[START OF Data shown]

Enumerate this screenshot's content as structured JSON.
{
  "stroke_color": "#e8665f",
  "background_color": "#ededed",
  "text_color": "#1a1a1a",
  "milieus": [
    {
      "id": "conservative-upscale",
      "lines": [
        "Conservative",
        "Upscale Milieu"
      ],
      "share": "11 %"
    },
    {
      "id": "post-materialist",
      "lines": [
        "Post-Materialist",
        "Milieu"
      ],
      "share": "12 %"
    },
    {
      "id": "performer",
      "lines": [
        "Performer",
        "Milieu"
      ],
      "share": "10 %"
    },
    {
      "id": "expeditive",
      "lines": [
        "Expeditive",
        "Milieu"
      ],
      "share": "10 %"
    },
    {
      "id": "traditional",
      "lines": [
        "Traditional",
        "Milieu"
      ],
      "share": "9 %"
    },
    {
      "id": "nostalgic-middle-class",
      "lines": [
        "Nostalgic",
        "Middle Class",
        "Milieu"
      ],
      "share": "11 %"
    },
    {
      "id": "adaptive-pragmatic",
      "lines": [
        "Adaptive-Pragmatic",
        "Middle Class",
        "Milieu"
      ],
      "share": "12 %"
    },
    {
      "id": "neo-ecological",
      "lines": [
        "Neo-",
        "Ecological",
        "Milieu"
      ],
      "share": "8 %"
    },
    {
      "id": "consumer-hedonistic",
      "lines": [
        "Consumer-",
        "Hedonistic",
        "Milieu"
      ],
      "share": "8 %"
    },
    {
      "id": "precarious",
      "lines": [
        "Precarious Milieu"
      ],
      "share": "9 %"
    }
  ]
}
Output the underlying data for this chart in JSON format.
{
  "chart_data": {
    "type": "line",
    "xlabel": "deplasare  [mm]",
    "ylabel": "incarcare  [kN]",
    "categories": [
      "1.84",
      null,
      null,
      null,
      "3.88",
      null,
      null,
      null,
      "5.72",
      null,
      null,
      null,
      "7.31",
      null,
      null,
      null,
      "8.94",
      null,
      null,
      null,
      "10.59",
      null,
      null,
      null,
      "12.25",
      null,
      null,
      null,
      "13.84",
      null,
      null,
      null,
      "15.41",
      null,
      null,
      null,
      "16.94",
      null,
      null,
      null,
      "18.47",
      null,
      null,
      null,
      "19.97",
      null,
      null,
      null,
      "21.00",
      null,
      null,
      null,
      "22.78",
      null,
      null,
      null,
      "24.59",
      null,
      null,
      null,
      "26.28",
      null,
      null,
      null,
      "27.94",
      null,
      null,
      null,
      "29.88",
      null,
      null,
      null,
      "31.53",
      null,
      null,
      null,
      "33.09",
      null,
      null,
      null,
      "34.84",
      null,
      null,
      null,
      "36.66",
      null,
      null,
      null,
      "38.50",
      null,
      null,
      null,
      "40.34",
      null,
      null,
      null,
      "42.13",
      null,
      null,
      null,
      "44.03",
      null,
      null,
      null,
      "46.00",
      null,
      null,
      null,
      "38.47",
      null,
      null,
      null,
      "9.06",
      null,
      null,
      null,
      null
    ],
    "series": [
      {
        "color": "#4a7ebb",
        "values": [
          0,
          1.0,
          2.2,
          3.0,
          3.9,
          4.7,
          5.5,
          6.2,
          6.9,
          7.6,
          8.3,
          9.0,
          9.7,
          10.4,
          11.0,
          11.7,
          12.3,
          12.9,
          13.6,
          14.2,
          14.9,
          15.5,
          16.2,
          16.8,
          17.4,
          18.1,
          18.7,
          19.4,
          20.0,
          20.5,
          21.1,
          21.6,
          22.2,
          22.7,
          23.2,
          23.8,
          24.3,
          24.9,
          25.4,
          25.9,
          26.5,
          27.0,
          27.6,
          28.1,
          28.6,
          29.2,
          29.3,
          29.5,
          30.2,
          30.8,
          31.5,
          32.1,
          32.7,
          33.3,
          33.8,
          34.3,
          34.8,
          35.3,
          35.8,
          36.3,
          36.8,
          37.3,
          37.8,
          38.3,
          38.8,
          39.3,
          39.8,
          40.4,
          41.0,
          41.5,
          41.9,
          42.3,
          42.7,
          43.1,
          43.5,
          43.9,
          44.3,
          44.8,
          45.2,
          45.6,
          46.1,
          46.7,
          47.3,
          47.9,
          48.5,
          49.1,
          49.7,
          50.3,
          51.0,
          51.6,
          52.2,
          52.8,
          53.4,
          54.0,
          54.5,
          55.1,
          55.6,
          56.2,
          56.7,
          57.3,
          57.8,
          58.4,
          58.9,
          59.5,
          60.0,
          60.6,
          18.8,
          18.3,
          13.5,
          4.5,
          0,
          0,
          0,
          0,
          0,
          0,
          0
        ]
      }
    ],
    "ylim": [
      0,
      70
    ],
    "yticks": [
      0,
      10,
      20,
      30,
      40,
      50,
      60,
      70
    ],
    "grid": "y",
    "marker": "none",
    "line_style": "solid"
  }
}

[END OF Data shown]

**Problem**
Among the entries, how many lines include the word "this"? Answer with a single number and nothing further.

**Finished exercise**
2